**Excerpt from a dataset**:
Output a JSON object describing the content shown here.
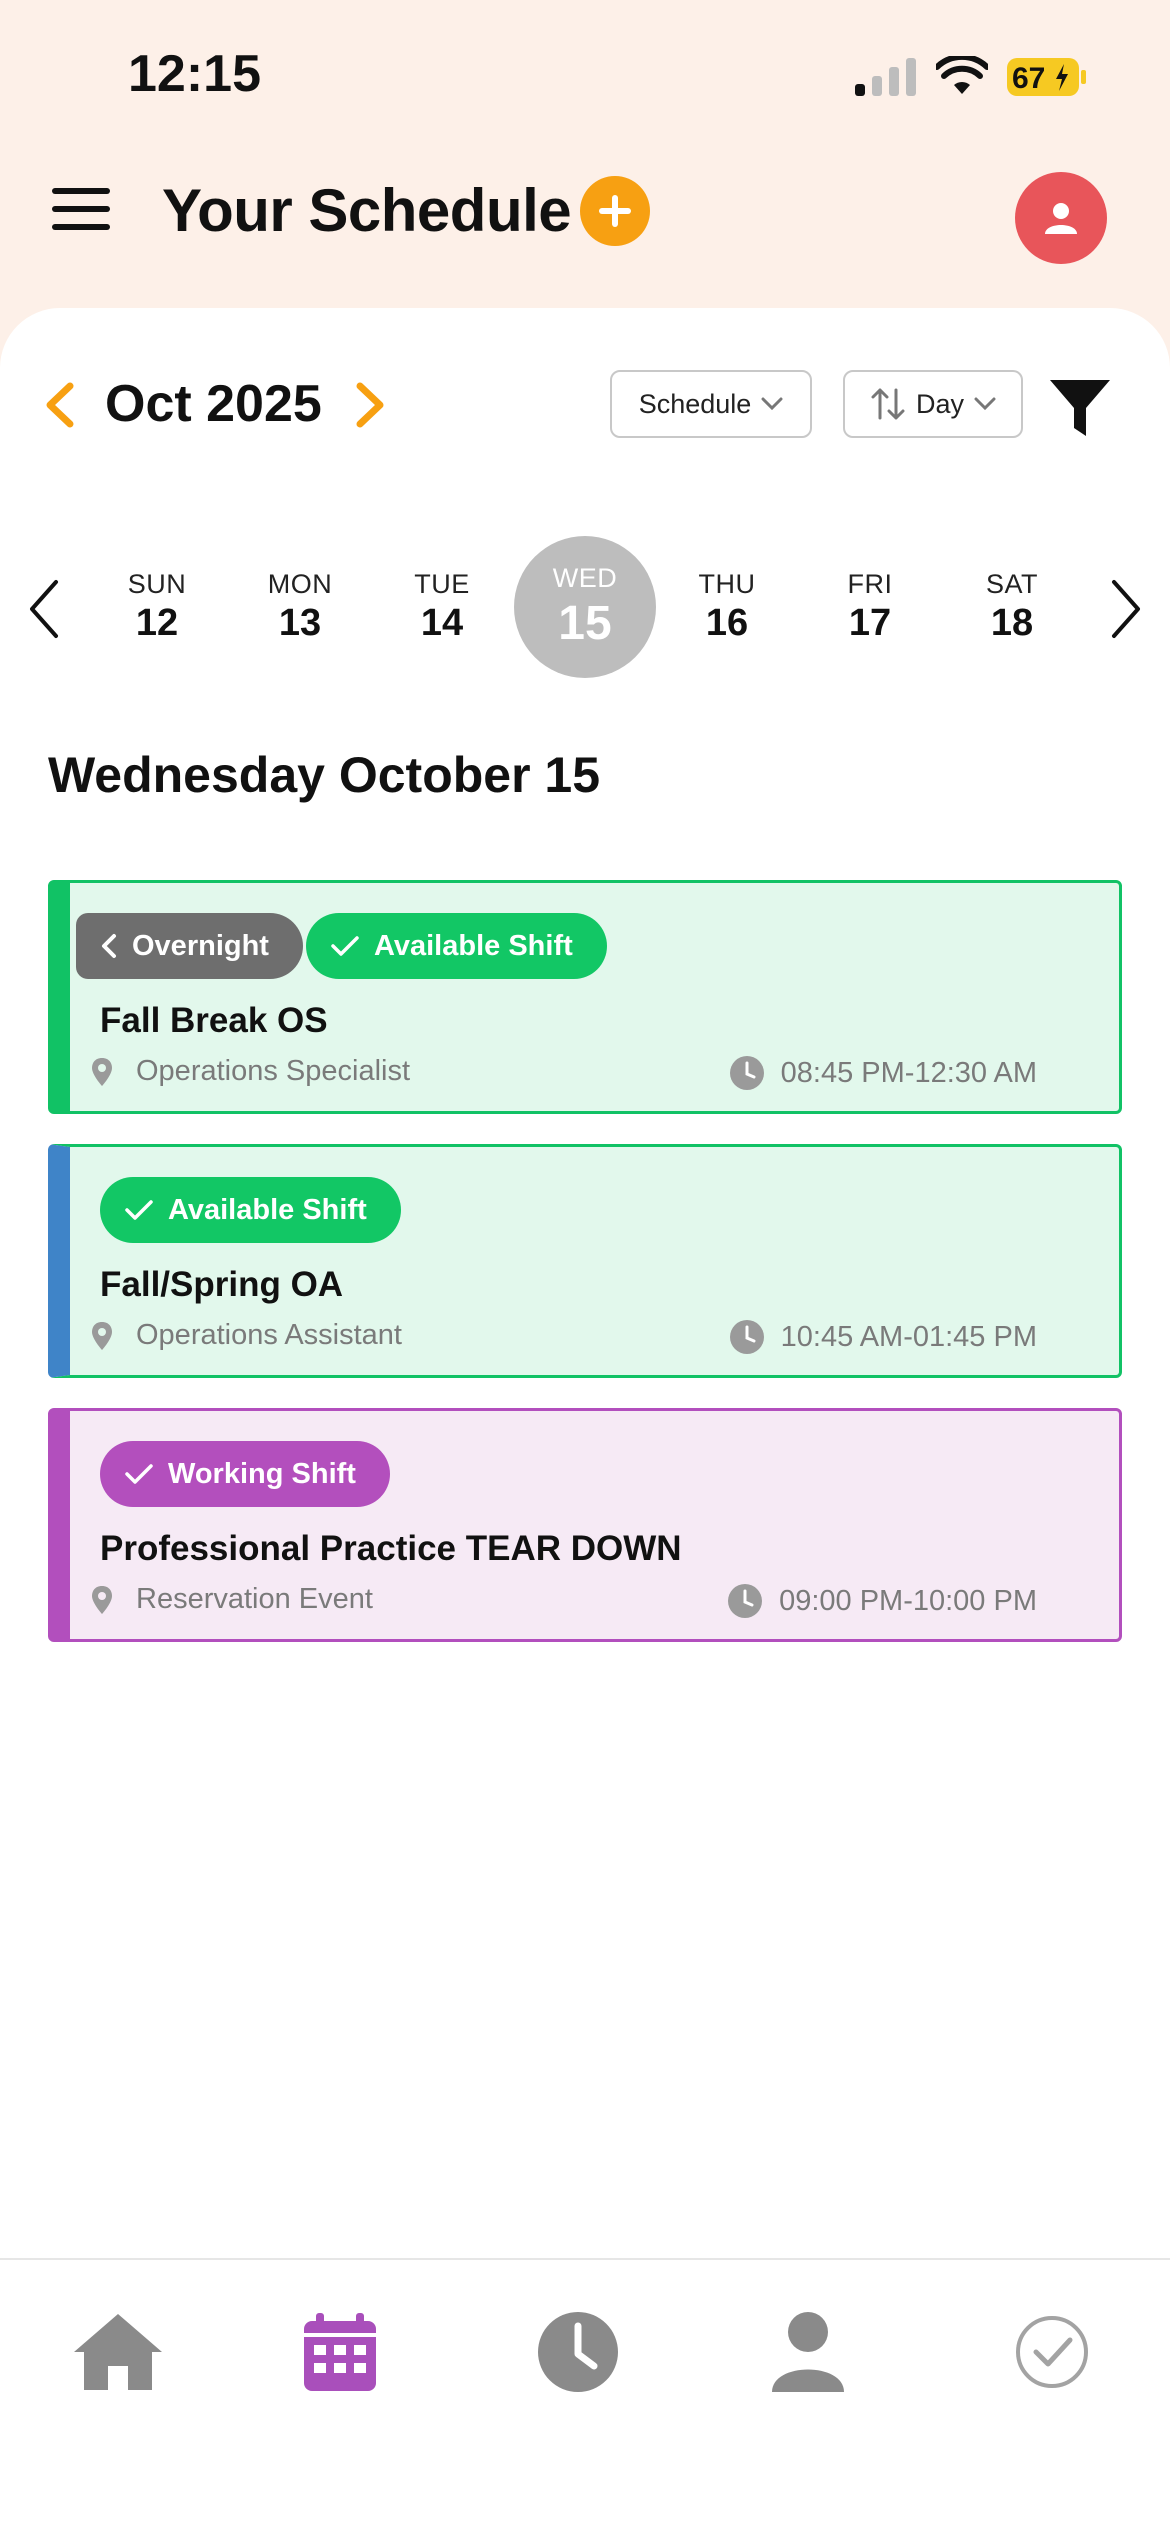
{
  "status_bar": {
    "time": "12:15",
    "battery": "67"
  },
  "header": {
    "title": "Your Schedule"
  },
  "toolbar": {
    "month": "Oct 2025",
    "view_dropdown": "Schedule",
    "range_dropdown": "Day"
  },
  "week": [
    {
      "dow": "SUN",
      "num": "12"
    },
    {
      "dow": "MON",
      "num": "13"
    },
    {
      "dow": "TUE",
      "num": "14"
    },
    {
      "dow": "WED",
      "num": "15",
      "selected": true
    },
    {
      "dow": "THU",
      "num": "16"
    },
    {
      "dow": "FRI",
      "num": "17"
    },
    {
      "dow": "SAT",
      "num": "18"
    }
  ],
  "date_heading": "Wednesday October 15",
  "shifts": [
    {
      "tags": [
        "Overnight",
        "Available Shift"
      ],
      "title": "Fall Break OS",
      "location": "Operations Specialist",
      "time": "08:45 PM-12:30 AM"
    },
    {
      "tags": [
        "Available Shift"
      ],
      "title": "Fall/Spring OA",
      "location": "Operations Assistant",
      "time": "10:45 AM-01:45 PM"
    },
    {
      "tags": [
        "Working Shift"
      ],
      "title": "Professional Practice TEAR DOWN",
      "location": "Reservation Event",
      "time": "09:00 PM-10:00 PM"
    }
  ],
  "colors": {
    "accent_orange": "#f7a012",
    "avatar_red": "#e8555a",
    "available_green": "#12c765",
    "working_purple": "#b34fbd",
    "nav_active": "#a94fbb",
    "nav_inactive": "#8a8a8a"
  },
  "bottom_nav": [
    {
      "icon": "home-icon"
    },
    {
      "icon": "calendar-icon",
      "active": true
    },
    {
      "icon": "clock-icon"
    },
    {
      "icon": "person-icon"
    },
    {
      "icon": "check-circle-icon"
    }
  ]
}
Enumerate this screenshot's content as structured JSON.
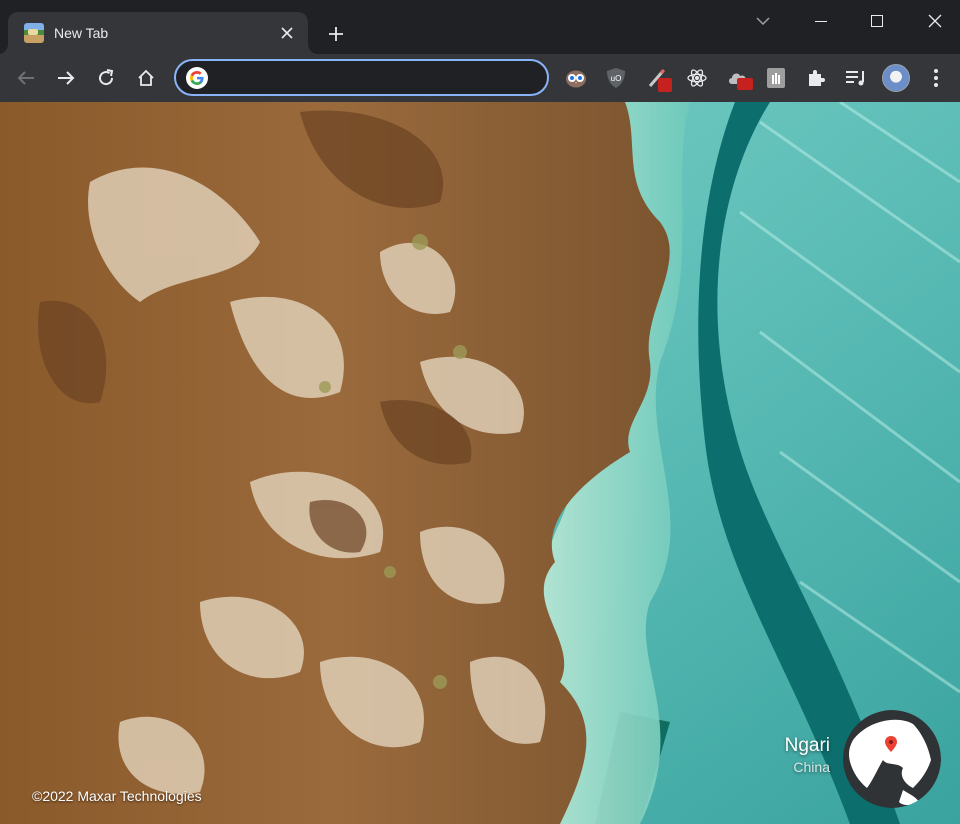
{
  "tab": {
    "title": "New Tab",
    "favicon": "earth-view-favicon",
    "close_icon": "close-icon"
  },
  "window_controls": [
    "tab-search-chevron-icon",
    "minimize-icon",
    "maximize-icon",
    "close-icon"
  ],
  "toolbar": {
    "nav": [
      "back-icon",
      "forward-icon",
      "reload-icon",
      "home-icon"
    ],
    "omnibox": {
      "value": "",
      "placeholder": "",
      "icon": "google-g-icon",
      "focus_color": "#8ab4f8"
    },
    "extensions": [
      "owl-extension-icon",
      "ublock-origin-icon",
      "pen-extension-icon",
      "react-devtools-icon",
      "cloud-extension-icon",
      "hand-extension-icon",
      "puzzle-extensions-icon",
      "reading-list-icon",
      "profile-avatar",
      "kebab-menu-icon"
    ]
  },
  "background": {
    "attribution": "©2022 Maxar Technologies",
    "location_name": "Ngari",
    "location_country": "China",
    "globe_icon": "globe-icon",
    "pin_color": "#ea4335"
  },
  "colors": {
    "tabstrip": "#202124",
    "toolbar": "#35363a",
    "accent": "#8ab4f8"
  }
}
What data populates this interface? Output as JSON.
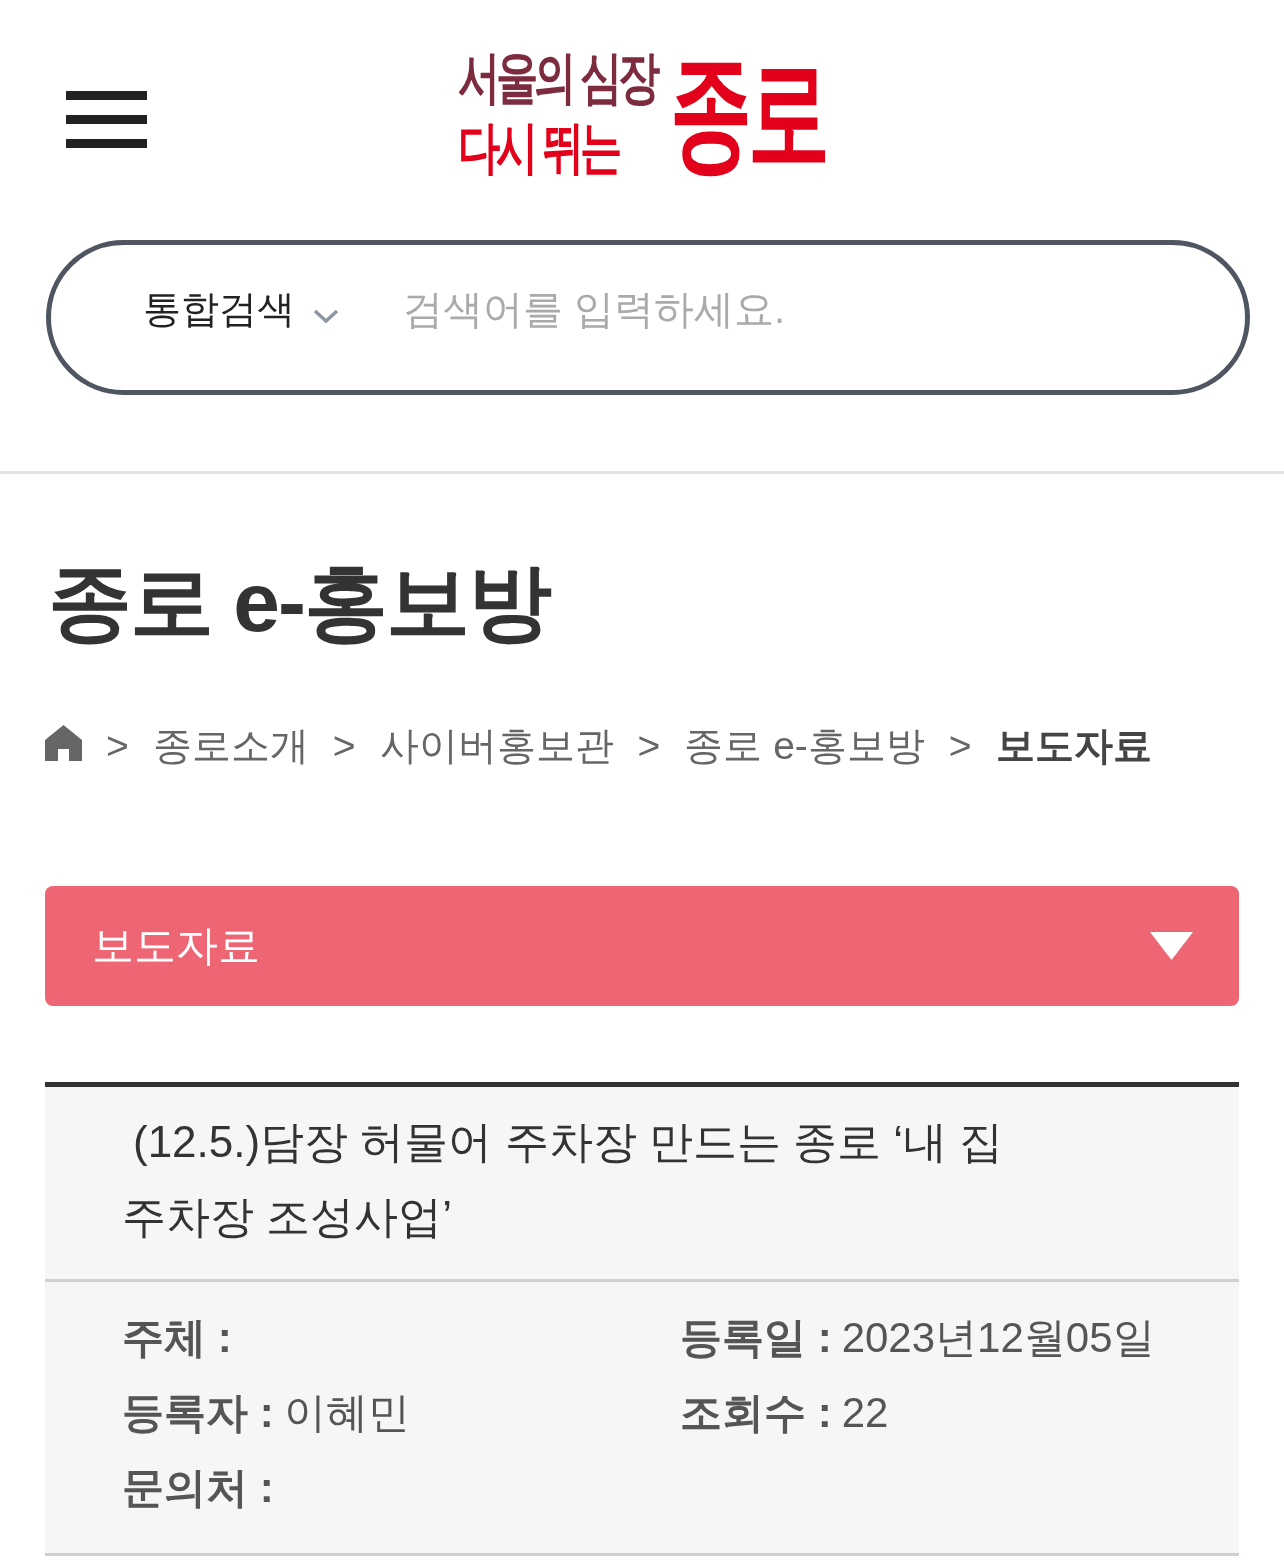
{
  "header": {
    "logo": {
      "tagline_top": "서울의 심장",
      "tagline_bottom": "다시 뛰는",
      "wordmark": "종로"
    }
  },
  "search": {
    "scope": "통합검색",
    "placeholder": "검색어를 입력하세요."
  },
  "page_title": "종로 e-홍보방",
  "breadcrumb": [
    {
      "separator": ">",
      "label": "종로소개",
      "selected": false
    },
    {
      "separator": ">",
      "label": "사이버홍보관",
      "selected": false
    },
    {
      "separator": ">",
      "label": "종로 e-홍보방",
      "selected": false
    },
    {
      "separator": ">",
      "label": "보도자료",
      "selected": true
    }
  ],
  "category_select": {
    "value": "보도자료"
  },
  "article": {
    "title": "(12.5.)담장 허물어 주차장 만드는 종로 ‘내 집 주차장 조성사업’",
    "meta": [
      {
        "label": "주체 :"
      },
      {
        "label": "등록일 :",
        "value": "2023년12월05일"
      },
      {
        "label": "등록자 :",
        "value": "이혜민"
      },
      {
        "label": "조회수 :",
        "value": "22"
      },
      {
        "label": "문의처 :"
      }
    ]
  }
}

**OBJECTIVE**: Restate the whole of the material word for word without the pictures.

**EXERCISE ANSWER**:
Output a JSON object describing the content shown here.
{
  "status_bar": {
    "time": "12:15",
    "battery": "67"
  },
  "header": {
    "title": "Your Schedule"
  },
  "toolbar": {
    "month": "Oct 2025",
    "view_dropdown": "Schedule",
    "range_dropdown": "Day"
  },
  "week": [
    {
      "dow": "SUN",
      "num": "12"
    },
    {
      "dow": "MON",
      "num": "13"
    },
    {
      "dow": "TUE",
      "num": "14"
    },
    {
      "dow": "WED",
      "num": "15",
      "selected": true
    },
    {
      "dow": "THU",
      "num": "16"
    },
    {
      "dow": "FRI",
      "num": "17"
    },
    {
      "dow": "SAT",
      "num": "18"
    }
  ],
  "date_heading": "Wednesday October 15",
  "shifts": [
    {
      "tags": [
        "Overnight",
        "Available Shift"
      ],
      "title": "Fall Break OS",
      "location": "Operations Specialist",
      "time": "08:45 PM-12:30 AM"
    },
    {
      "tags": [
        "Available Shift"
      ],
      "title": "Fall/Spring OA",
      "location": "Operations Assistant",
      "time": "10:45 AM-01:45 PM"
    },
    {
      "tags": [
        "Working Shift"
      ],
      "title": "Professional Practice TEAR DOWN",
      "location": "Reservation Event",
      "time": "09:00 PM-10:00 PM"
    }
  ],
  "colors": {
    "accent_orange": "#f7a012",
    "avatar_red": "#e8555a",
    "available_green": "#12c765",
    "working_purple": "#b34fbd",
    "nav_active": "#a94fbb",
    "nav_inactive": "#8a8a8a"
  },
  "bottom_nav": [
    {
      "icon": "home-icon"
    },
    {
      "icon": "calendar-icon",
      "active": true
    },
    {
      "icon": "clock-icon"
    },
    {
      "icon": "person-icon"
    },
    {
      "icon": "check-circle-icon"
    }
  ]
}
Enumerate this screenshot's content as structured JSON.
{
  "tab": {
    "title": "New Tab",
    "favicon": "earth-view-favicon",
    "close_icon": "close-icon"
  },
  "window_controls": [
    "tab-search-chevron-icon",
    "minimize-icon",
    "maximize-icon",
    "close-icon"
  ],
  "toolbar": {
    "nav": [
      "back-icon",
      "forward-icon",
      "reload-icon",
      "home-icon"
    ],
    "omnibox": {
      "value": "",
      "placeholder": "",
      "icon": "google-g-icon",
      "focus_color": "#8ab4f8"
    },
    "extensions": [
      "owl-extension-icon",
      "ublock-origin-icon",
      "pen-extension-icon",
      "react-devtools-icon",
      "cloud-extension-icon",
      "hand-extension-icon",
      "puzzle-extensions-icon",
      "reading-list-icon",
      "profile-avatar",
      "kebab-menu-icon"
    ]
  },
  "background": {
    "attribution": "©2022 Maxar Technologies",
    "location_name": "Ngari",
    "location_country": "China",
    "globe_icon": "globe-icon",
    "pin_color": "#ea4335"
  },
  "colors": {
    "tabstrip": "#202124",
    "toolbar": "#35363a",
    "accent": "#8ab4f8"
  }
}
What data populates this interface? Output as JSON.
{
  "header": {
    "logo": {
      "tagline_top": "서울의 심장",
      "tagline_bottom": "다시 뛰는",
      "wordmark": "종로"
    }
  },
  "search": {
    "scope": "통합검색",
    "placeholder": "검색어를 입력하세요."
  },
  "page_title": "종로 e-홍보방",
  "breadcrumb": [
    {
      "separator": ">",
      "label": "종로소개",
      "selected": false
    },
    {
      "separator": ">",
      "label": "사이버홍보관",
      "selected": false
    },
    {
      "separator": ">",
      "label": "종로 e-홍보방",
      "selected": false
    },
    {
      "separator": ">",
      "label": "보도자료",
      "selected": true
    }
  ],
  "category_select": {
    "value": "보도자료"
  },
  "article": {
    "title": "(12.5.)담장 허물어 주차장 만드는 종로 ‘내 집 주차장 조성사업’",
    "meta": [
      {
        "label": "주체 :"
      },
      {
        "label": "등록일 :",
        "value": "2023년12월05일"
      },
      {
        "label": "등록자 :",
        "value": "이혜민"
      },
      {
        "label": "조회수 :",
        "value": "22"
      },
      {
        "label": "문의처 :"
      }
    ]
  }
}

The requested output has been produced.